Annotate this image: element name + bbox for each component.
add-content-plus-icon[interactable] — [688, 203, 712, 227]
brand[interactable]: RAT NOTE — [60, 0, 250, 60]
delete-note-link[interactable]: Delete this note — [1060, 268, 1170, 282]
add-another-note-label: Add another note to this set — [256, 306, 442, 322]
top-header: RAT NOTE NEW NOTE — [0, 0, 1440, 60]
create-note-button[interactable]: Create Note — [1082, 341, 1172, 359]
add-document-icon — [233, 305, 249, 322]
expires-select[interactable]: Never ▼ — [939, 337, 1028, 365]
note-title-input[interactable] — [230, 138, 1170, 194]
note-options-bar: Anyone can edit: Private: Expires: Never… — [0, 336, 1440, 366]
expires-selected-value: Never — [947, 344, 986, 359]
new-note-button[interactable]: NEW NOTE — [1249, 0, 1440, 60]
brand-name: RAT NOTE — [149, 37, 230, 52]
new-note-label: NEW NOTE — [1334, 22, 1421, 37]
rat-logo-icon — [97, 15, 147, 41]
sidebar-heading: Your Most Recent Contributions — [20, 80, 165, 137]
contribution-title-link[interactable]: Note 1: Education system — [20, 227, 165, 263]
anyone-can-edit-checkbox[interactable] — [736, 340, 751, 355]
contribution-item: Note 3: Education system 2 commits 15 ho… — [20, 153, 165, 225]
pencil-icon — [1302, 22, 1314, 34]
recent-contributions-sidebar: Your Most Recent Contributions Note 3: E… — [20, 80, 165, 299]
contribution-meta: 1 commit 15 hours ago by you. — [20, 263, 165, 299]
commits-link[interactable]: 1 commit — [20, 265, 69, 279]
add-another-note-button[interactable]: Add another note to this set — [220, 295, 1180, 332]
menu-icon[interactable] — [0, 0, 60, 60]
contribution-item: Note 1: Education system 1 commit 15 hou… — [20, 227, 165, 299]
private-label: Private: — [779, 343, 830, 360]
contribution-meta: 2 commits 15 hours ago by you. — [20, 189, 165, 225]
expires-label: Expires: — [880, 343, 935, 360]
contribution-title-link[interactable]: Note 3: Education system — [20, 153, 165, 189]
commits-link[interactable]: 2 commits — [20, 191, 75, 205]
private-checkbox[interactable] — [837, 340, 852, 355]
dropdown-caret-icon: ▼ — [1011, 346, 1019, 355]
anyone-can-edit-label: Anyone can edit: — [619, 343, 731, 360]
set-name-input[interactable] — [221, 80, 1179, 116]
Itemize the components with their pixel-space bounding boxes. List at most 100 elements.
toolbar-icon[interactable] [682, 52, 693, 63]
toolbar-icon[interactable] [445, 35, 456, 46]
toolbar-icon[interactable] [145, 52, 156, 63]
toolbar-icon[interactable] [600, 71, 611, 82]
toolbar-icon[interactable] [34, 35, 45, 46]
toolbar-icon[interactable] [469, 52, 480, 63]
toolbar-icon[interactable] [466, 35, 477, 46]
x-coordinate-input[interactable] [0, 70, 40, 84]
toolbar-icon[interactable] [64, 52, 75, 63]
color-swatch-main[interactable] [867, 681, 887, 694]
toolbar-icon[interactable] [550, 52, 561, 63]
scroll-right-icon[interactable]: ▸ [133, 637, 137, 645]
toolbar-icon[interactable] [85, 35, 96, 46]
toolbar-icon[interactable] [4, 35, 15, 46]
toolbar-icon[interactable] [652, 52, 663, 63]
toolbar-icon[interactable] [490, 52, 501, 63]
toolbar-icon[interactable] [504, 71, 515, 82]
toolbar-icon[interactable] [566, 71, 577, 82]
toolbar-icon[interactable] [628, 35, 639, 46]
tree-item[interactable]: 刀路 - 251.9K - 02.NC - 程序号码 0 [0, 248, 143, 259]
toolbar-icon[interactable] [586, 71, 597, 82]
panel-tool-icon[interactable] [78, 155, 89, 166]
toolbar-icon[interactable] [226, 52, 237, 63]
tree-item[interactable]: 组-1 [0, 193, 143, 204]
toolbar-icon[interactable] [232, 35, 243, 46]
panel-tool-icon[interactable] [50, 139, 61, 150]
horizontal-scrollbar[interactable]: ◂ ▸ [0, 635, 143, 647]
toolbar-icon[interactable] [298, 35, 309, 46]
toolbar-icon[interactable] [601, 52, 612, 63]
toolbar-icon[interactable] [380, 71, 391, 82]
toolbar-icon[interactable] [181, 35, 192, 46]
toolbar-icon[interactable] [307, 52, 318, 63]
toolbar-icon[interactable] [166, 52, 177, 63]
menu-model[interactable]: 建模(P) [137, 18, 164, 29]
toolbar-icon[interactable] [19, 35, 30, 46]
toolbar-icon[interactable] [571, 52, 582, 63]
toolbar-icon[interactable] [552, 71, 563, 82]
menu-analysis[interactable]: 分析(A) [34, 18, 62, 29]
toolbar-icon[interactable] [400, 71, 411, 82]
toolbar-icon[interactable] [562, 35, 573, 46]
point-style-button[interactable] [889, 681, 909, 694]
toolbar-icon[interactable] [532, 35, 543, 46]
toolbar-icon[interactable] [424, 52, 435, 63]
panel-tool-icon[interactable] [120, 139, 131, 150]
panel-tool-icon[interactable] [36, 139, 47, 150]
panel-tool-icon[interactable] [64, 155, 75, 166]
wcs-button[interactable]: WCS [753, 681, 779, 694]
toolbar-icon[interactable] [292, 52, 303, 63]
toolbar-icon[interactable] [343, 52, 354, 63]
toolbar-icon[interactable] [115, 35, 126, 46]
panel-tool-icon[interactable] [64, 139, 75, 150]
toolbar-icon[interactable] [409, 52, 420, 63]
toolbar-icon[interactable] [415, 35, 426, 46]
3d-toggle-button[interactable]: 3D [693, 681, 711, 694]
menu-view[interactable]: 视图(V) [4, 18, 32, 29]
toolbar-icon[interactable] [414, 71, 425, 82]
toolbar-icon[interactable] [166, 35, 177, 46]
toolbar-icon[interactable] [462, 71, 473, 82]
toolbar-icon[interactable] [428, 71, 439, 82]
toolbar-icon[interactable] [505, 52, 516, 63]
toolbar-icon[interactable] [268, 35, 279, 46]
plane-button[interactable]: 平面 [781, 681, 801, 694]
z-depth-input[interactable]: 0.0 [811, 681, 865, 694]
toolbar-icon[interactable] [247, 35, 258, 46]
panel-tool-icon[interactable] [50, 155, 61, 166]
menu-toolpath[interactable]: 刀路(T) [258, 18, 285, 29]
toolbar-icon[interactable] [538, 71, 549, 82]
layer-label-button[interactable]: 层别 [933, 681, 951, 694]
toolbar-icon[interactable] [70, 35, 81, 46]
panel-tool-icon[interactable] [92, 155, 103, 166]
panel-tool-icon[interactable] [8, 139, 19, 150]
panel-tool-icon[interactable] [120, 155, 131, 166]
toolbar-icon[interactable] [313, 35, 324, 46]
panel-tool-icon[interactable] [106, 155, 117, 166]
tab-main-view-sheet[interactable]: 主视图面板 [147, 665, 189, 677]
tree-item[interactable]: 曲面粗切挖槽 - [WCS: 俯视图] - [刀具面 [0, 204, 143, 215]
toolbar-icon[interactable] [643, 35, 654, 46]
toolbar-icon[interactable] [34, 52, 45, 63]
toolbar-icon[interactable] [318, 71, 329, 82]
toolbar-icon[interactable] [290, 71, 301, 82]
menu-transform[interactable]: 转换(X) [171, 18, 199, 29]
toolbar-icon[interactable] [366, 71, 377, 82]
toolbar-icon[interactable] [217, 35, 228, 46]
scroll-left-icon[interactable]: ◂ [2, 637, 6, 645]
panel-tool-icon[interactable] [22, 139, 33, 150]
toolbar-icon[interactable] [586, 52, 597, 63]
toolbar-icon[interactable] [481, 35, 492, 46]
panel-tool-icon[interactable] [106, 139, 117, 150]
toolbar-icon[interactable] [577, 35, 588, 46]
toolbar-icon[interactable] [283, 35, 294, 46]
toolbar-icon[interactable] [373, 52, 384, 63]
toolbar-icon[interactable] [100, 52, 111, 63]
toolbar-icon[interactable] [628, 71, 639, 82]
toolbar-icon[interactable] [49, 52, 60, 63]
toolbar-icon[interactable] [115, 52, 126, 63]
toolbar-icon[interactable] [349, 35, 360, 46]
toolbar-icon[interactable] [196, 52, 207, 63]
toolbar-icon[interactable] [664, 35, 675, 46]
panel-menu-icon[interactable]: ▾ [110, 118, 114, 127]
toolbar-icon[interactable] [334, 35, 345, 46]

■ ■ ■ ■

◆ EXERCISE INSTRUCTIONS: Transcribe everything from the start of the records down to the line containing "rat-logo-icon — [97, 15, 147, 41]", both ends included.

◆ ANSWER:
Annotate this image: element name + bbox for each component.
add-content-plus-icon[interactable] — [688, 203, 712, 227]
brand[interactable]: RAT NOTE — [60, 0, 250, 60]
delete-note-link[interactable]: Delete this note — [1060, 268, 1170, 282]
add-another-note-label: Add another note to this set — [256, 306, 442, 322]
top-header: RAT NOTE NEW NOTE — [0, 0, 1440, 60]
create-note-button[interactable]: Create Note — [1082, 341, 1172, 359]
add-document-icon — [233, 305, 249, 322]
expires-select[interactable]: Never ▼ — [939, 337, 1028, 365]
note-title-input[interactable] — [230, 138, 1170, 194]
note-options-bar: Anyone can edit: Private: Expires: Never… — [0, 336, 1440, 366]
expires-selected-value: Never — [947, 344, 986, 359]
new-note-button[interactable]: NEW NOTE — [1249, 0, 1440, 60]
brand-name: RAT NOTE — [149, 37, 230, 52]
new-note-label: NEW NOTE — [1334, 22, 1421, 37]
rat-logo-icon — [97, 15, 147, 41]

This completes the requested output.